Scan the entries below and extract each line with the word "werden" in it.

── Dataset excerpts ──

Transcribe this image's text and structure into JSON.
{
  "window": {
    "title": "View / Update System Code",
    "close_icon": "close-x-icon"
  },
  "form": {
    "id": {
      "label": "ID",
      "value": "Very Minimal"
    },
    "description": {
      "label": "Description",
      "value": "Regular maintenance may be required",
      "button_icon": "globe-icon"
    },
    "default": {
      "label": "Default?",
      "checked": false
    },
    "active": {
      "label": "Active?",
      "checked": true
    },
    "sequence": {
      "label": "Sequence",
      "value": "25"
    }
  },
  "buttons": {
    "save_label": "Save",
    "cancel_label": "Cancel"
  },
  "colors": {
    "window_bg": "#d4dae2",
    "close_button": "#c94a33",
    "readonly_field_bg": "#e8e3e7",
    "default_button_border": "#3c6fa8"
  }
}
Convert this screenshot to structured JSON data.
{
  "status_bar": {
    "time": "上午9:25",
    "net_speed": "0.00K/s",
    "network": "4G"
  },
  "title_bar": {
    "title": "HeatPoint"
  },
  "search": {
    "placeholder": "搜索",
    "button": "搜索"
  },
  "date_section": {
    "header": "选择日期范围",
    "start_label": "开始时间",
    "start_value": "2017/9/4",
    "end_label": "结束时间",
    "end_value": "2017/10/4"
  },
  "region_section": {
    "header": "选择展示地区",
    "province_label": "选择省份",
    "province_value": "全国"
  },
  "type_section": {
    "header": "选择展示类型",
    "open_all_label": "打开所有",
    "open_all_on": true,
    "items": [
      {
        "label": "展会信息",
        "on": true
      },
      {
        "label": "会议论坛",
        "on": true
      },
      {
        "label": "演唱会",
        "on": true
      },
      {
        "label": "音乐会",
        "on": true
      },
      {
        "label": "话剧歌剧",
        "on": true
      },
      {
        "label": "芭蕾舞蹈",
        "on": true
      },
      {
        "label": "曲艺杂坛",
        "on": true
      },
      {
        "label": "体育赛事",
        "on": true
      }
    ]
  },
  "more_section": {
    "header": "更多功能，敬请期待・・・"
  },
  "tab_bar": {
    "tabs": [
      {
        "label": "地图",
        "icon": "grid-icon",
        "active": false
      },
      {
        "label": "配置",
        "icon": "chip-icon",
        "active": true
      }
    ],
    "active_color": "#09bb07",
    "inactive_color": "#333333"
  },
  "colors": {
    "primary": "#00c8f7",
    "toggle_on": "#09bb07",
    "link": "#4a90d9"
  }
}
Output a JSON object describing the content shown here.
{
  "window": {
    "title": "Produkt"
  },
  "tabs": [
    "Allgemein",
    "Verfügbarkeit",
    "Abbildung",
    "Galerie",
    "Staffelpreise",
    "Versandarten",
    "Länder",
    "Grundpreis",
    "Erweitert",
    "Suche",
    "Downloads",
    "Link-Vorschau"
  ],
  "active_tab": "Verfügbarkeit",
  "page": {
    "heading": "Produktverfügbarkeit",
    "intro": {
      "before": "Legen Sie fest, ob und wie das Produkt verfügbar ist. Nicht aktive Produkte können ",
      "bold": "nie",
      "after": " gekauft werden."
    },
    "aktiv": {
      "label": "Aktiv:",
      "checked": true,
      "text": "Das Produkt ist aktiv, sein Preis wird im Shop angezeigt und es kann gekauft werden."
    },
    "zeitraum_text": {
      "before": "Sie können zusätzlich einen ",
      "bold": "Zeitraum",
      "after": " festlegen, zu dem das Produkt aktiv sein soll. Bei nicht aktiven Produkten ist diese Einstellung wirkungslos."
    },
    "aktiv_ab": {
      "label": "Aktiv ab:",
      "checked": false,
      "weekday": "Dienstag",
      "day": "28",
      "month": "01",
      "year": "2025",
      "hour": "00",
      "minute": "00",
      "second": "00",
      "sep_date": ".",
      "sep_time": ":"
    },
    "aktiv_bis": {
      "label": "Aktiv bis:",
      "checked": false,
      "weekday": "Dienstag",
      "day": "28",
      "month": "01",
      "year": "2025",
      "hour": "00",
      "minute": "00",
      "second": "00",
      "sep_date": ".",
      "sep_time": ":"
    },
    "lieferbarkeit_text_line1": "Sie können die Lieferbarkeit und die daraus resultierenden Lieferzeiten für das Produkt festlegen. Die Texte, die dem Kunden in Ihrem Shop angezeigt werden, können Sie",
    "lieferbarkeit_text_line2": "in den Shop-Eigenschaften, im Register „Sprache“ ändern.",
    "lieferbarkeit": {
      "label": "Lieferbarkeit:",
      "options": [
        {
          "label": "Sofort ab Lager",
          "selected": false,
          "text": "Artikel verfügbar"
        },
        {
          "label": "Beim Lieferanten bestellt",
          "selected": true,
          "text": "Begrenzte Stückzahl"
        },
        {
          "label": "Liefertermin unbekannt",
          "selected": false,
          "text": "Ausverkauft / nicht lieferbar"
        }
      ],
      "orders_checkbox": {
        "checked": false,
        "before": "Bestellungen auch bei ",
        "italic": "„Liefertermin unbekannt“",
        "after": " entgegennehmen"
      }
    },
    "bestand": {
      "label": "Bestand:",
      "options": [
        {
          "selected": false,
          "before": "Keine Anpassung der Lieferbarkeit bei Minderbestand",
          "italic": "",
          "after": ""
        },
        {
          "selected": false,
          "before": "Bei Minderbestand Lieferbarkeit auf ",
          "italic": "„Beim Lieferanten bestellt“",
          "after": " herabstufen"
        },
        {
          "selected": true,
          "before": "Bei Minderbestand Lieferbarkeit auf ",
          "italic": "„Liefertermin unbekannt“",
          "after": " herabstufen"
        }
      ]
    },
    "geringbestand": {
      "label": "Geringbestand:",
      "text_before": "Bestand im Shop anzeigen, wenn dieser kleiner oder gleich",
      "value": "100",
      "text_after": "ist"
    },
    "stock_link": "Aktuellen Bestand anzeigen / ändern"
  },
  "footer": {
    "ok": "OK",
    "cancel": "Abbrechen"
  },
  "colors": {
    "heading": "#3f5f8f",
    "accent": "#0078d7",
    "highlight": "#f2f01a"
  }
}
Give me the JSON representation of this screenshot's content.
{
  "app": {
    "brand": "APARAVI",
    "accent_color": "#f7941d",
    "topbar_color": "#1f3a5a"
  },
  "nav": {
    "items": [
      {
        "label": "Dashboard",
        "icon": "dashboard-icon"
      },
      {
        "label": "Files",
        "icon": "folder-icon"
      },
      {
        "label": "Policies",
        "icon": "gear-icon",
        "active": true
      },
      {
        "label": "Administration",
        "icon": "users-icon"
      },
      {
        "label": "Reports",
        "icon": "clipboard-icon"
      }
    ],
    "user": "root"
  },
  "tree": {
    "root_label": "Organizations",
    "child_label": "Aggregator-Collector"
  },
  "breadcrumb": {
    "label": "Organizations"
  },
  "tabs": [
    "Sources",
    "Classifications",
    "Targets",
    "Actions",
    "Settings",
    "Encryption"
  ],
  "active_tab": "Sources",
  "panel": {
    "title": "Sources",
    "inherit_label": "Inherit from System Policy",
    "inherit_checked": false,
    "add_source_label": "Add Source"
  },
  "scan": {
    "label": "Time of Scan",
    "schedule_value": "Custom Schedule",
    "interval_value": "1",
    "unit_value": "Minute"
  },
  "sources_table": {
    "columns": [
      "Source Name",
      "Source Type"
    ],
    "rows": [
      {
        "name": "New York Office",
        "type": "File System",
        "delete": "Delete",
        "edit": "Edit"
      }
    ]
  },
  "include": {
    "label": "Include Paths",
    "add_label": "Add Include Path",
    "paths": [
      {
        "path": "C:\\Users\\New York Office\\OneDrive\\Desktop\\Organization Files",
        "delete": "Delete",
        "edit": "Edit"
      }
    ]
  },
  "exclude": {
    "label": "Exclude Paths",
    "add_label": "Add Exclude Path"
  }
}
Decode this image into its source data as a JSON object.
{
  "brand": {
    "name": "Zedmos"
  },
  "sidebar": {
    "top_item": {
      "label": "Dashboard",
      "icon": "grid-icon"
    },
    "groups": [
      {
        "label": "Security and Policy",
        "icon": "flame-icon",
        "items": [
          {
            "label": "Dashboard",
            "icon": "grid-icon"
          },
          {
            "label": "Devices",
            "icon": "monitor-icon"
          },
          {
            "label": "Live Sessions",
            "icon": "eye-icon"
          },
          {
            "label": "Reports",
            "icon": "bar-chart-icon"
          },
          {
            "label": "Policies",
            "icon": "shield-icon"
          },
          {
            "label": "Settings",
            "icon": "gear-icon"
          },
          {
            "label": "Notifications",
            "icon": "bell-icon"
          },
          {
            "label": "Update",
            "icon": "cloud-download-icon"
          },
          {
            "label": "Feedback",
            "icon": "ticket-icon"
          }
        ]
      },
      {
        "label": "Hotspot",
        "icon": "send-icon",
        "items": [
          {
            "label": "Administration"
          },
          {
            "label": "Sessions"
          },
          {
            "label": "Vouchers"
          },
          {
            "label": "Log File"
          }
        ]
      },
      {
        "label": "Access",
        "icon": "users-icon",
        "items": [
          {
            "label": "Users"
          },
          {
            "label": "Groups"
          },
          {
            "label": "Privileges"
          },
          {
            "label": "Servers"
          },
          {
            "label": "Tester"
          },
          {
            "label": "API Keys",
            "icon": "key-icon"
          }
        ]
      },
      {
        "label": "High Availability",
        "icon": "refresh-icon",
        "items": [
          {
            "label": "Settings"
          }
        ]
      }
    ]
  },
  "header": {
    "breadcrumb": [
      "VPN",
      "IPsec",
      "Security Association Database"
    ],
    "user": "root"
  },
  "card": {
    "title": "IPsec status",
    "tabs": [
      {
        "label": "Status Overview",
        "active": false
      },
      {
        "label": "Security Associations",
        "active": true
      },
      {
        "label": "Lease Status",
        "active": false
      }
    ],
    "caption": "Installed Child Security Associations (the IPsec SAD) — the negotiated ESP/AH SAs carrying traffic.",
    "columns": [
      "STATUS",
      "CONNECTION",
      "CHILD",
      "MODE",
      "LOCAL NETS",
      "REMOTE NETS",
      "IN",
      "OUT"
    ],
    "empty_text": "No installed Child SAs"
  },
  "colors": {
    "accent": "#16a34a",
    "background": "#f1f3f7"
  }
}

───

Exercise solution ::
      "after": " gekauft werden."
      "text": "Das Produkt ist aktiv, sein Preis wird im Shop angezeigt und es kann gekauft werden."
    "lieferbarkeit_text_line1": "Sie können die Lieferbarkeit und die daraus resultierenden Lieferzeiten für das Produkt festlegen. Die Texte, die dem Kunden in Ihrem Shop angezeigt werden, können Sie",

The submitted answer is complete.